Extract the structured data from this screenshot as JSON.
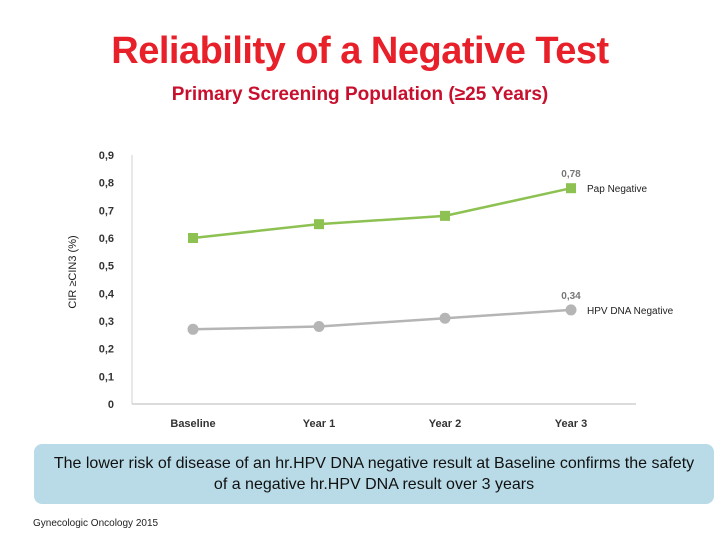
{
  "slide": {
    "title": "Reliability of a Negative Test",
    "subtitle": "Primary Screening Population (≥25 Years)",
    "callout": "The lower risk of disease of an hr.HPV DNA negative result at Baseline confirms the safety of a negative hr.HPV DNA result over 3 years",
    "source": "Gynecologic Oncology 2015"
  },
  "colors": {
    "title": "#e8202a",
    "pap": "#8dc152",
    "hpv": "#b5b5b5",
    "callout_bg": "#b9dbe7"
  },
  "chart_data": {
    "type": "line",
    "title": "",
    "xlabel": "",
    "ylabel": "CIR ≥CIN3 (%)",
    "categories": [
      "Baseline",
      "Year 1",
      "Year 2",
      "Year 3"
    ],
    "ylim": [
      0,
      0.9
    ],
    "yticks": [
      "0",
      "0,1",
      "0,2",
      "0,3",
      "0,4",
      "0,5",
      "0,6",
      "0,7",
      "0,8",
      "0,9"
    ],
    "grid": false,
    "series": [
      {
        "name": "Pap Negative",
        "values": [
          0.6,
          0.65,
          0.68,
          0.78
        ],
        "marker": "square",
        "color": "#8dc152",
        "end_label": "0,78"
      },
      {
        "name": "HPV DNA Negative",
        "values": [
          0.27,
          0.28,
          0.31,
          0.34
        ],
        "marker": "circle",
        "color": "#b5b5b5",
        "end_label": "0,34"
      }
    ]
  }
}
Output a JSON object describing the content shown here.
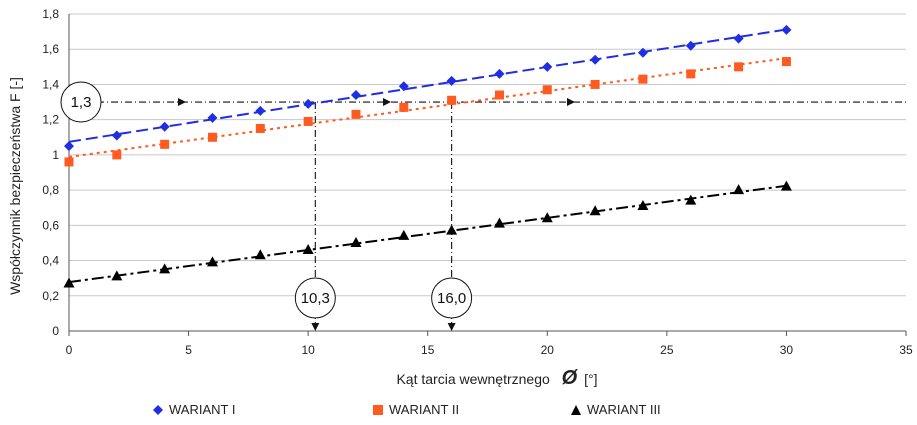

--------

## Exercise
Without the pictures, repeat the listing above exactly.

## Solution to the exercise
Extract the structured data from this screenshot as JSON.
{
  "slide": {
    "title": "Reliability of a Negative Test",
    "subtitle": "Primary Screening Population (≥25 Years)",
    "callout": "The lower risk of disease of an hr.HPV DNA negative result at Baseline confirms the safety of a negative hr.HPV DNA result over 3 years",
    "source": "Gynecologic Oncology 2015"
  },
  "colors": {
    "title": "#e8202a",
    "pap": "#8dc152",
    "hpv": "#b5b5b5",
    "callout_bg": "#b9dbe7"
  },
  "chart_data": {
    "type": "line",
    "title": "",
    "xlabel": "",
    "ylabel": "CIR ≥CIN3 (%)",
    "categories": [
      "Baseline",
      "Year 1",
      "Year 2",
      "Year 3"
    ],
    "ylim": [
      0,
      0.9
    ],
    "yticks": [
      "0",
      "0,1",
      "0,2",
      "0,3",
      "0,4",
      "0,5",
      "0,6",
      "0,7",
      "0,8",
      "0,9"
    ],
    "grid": false,
    "series": [
      {
        "name": "Pap Negative",
        "values": [
          0.6,
          0.65,
          0.68,
          0.78
        ],
        "marker": "square",
        "color": "#8dc152",
        "end_label": "0,78"
      },
      {
        "name": "HPV DNA Negative",
        "values": [
          0.27,
          0.28,
          0.31,
          0.34
        ],
        "marker": "circle",
        "color": "#b5b5b5",
        "end_label": "0,34"
      }
    ]
  }
}
Output a JSON object describing the content shown here.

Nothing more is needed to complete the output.